/---

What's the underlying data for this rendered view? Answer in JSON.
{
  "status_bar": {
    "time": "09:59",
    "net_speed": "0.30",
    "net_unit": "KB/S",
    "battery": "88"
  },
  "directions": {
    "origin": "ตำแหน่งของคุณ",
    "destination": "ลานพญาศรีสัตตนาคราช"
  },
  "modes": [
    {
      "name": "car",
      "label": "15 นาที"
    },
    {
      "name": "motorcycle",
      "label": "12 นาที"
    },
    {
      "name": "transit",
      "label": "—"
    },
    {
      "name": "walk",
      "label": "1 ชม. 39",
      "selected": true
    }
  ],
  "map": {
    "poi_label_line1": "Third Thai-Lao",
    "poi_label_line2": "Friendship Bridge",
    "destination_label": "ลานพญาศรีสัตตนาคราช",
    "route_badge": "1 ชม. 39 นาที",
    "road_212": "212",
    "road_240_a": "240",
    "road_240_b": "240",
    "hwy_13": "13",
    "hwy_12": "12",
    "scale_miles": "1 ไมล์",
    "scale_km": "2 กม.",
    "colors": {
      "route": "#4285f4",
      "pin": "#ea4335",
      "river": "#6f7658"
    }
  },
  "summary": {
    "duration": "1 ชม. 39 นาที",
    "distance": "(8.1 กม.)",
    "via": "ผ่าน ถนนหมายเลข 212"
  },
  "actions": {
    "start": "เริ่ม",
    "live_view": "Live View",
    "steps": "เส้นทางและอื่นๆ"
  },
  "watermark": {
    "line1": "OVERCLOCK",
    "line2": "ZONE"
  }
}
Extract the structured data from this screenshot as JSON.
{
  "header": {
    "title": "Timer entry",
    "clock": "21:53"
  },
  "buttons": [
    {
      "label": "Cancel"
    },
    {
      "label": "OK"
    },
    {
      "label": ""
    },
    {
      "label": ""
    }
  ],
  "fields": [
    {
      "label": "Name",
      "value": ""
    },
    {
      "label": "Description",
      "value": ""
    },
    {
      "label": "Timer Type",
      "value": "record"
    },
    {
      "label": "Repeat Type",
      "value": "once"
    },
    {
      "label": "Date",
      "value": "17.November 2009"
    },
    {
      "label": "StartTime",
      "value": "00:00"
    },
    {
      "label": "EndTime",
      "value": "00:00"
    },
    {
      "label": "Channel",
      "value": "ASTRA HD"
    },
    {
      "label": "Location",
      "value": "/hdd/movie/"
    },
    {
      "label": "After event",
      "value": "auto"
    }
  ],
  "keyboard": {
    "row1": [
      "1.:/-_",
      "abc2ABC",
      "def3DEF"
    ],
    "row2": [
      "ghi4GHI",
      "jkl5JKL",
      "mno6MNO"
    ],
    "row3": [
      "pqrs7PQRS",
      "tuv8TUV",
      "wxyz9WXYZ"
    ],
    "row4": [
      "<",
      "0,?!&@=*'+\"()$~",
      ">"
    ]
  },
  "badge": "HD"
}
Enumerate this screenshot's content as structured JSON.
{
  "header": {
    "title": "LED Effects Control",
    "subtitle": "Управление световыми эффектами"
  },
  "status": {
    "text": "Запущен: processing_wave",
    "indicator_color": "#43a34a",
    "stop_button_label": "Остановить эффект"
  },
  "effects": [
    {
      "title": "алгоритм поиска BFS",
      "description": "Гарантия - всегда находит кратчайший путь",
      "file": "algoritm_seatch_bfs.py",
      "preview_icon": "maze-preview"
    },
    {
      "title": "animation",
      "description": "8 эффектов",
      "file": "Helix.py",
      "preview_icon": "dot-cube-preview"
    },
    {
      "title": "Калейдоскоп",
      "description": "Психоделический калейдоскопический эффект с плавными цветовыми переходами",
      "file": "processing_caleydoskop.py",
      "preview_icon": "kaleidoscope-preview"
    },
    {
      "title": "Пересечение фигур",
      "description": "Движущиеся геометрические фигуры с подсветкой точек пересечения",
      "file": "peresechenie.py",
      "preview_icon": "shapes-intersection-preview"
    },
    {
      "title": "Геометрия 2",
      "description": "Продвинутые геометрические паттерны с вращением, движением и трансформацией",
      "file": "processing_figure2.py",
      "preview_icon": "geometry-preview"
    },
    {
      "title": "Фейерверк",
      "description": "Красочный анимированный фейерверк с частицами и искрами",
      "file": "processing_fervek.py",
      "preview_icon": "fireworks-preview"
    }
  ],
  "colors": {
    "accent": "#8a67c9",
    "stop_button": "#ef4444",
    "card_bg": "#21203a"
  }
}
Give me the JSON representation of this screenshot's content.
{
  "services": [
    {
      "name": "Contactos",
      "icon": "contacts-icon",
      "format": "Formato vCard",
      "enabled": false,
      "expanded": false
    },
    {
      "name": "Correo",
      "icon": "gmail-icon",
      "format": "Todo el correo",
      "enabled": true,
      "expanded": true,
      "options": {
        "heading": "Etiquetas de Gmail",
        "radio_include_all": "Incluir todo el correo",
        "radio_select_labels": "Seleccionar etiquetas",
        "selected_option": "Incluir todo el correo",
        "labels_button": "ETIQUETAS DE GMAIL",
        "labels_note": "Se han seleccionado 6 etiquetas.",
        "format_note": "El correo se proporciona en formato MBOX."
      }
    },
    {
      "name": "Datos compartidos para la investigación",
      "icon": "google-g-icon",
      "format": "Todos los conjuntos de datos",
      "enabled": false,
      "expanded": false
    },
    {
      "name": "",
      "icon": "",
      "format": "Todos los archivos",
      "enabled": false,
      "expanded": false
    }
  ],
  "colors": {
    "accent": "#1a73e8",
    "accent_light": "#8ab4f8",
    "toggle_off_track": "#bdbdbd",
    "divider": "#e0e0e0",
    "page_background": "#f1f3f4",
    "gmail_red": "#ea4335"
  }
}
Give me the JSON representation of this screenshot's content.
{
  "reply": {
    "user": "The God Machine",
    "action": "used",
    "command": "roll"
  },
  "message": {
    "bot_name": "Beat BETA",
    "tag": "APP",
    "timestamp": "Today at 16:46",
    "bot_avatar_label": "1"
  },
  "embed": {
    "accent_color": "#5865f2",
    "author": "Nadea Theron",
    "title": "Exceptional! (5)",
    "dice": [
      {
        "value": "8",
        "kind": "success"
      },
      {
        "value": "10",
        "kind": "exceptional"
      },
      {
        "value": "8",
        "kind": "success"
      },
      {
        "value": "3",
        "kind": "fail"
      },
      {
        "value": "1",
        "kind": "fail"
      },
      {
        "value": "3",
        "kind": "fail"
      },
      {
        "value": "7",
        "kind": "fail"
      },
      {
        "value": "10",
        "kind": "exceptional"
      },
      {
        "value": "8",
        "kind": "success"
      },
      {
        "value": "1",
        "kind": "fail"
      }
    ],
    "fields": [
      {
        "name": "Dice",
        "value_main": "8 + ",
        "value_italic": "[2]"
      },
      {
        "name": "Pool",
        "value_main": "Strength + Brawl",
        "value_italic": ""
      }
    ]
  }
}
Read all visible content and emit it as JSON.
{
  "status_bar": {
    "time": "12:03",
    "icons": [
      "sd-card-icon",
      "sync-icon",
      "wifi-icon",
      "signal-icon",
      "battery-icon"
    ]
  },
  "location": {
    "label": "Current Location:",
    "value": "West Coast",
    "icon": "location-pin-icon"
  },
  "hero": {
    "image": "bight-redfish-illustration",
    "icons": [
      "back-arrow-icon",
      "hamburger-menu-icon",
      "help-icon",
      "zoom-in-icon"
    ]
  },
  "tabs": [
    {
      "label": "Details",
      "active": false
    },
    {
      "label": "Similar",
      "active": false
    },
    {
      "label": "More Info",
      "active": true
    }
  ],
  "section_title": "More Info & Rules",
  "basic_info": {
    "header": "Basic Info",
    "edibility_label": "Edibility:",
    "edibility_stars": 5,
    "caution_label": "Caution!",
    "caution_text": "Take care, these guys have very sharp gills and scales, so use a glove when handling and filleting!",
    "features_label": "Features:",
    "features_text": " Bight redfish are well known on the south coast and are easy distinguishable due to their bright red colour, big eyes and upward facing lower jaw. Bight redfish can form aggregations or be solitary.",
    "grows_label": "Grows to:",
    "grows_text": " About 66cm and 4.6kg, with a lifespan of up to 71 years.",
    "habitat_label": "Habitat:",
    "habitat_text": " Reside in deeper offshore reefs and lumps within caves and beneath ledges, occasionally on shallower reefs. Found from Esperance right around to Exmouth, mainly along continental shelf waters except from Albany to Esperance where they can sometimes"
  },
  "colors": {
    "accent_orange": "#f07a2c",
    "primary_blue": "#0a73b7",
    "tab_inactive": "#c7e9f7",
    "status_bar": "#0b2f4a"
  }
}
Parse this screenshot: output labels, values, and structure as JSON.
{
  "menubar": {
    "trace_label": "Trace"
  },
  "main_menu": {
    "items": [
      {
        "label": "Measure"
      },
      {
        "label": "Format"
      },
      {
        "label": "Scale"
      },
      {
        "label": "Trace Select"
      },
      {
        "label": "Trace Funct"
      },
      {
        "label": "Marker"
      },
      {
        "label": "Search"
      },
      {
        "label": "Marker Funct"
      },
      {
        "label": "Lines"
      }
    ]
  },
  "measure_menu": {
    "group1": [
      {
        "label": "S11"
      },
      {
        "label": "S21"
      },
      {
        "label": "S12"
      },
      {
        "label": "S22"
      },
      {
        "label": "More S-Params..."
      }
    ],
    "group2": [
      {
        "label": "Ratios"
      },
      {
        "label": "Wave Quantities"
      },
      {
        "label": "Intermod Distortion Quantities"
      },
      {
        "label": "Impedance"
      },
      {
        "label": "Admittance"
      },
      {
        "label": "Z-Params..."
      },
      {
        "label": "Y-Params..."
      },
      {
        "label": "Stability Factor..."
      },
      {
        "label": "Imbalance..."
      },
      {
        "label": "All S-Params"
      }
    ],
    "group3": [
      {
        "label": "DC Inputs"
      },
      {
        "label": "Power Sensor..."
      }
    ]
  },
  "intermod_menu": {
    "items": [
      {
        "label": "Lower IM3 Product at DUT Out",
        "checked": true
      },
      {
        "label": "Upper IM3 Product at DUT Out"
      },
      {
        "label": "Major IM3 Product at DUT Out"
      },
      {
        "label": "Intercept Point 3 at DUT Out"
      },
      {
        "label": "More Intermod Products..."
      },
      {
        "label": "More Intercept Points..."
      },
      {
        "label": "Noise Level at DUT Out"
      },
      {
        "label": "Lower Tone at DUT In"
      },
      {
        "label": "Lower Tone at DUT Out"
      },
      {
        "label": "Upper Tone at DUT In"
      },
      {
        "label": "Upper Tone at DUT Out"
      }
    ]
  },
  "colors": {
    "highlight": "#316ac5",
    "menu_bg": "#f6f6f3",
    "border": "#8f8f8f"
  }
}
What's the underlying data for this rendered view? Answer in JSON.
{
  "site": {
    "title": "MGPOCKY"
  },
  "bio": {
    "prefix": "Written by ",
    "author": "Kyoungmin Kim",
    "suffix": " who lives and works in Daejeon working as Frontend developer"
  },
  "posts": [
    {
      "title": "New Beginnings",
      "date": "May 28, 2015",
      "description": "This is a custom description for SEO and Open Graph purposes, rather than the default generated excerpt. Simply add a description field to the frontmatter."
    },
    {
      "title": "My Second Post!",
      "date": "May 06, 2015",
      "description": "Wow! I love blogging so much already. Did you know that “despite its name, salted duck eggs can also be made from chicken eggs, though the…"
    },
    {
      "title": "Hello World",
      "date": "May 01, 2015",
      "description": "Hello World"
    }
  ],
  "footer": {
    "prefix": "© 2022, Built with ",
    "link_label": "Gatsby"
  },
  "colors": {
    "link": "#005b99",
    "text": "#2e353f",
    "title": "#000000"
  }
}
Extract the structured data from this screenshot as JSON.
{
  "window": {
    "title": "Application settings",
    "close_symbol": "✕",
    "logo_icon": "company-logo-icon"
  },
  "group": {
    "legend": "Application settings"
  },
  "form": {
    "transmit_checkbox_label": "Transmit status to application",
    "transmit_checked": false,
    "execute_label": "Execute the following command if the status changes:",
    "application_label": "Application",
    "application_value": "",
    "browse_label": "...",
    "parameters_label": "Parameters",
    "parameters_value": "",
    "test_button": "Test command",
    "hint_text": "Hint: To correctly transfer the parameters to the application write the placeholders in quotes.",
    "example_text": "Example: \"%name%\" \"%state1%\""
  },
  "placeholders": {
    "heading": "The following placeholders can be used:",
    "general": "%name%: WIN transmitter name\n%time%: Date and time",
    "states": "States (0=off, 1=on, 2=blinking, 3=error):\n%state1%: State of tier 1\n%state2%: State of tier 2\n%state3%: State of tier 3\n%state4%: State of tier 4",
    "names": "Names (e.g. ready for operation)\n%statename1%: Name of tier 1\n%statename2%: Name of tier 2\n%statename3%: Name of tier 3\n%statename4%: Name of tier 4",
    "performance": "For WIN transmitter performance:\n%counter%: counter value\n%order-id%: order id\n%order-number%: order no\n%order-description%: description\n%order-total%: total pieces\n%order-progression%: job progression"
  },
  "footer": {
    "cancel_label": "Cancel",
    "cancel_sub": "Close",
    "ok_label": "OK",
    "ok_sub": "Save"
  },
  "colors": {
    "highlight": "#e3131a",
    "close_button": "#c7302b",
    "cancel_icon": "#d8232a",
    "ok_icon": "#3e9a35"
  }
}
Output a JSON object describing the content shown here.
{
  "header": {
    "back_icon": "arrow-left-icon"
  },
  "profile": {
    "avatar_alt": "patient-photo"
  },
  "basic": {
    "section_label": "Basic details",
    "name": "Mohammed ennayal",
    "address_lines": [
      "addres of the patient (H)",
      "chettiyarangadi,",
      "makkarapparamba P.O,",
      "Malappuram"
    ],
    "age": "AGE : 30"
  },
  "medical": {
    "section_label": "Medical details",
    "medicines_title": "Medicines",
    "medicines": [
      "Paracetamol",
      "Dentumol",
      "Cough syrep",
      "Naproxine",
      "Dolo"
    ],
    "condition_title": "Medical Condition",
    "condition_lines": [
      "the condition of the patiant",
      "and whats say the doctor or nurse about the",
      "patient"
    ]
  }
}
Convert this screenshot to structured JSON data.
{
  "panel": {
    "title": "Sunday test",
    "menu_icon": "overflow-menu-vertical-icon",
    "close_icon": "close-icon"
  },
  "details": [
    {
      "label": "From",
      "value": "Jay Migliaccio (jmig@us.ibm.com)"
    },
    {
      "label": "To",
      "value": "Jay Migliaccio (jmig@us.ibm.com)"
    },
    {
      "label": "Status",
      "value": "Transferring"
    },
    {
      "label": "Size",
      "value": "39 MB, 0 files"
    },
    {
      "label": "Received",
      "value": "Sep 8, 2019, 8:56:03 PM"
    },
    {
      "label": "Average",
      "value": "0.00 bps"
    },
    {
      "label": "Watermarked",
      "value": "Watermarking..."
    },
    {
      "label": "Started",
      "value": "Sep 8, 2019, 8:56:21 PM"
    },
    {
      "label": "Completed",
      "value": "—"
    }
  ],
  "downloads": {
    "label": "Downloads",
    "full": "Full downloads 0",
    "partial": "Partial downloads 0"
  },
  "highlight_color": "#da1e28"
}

\---

Task description: Only the number is wanted: how many lines in the data include the word "Todos"?

The completed task: 2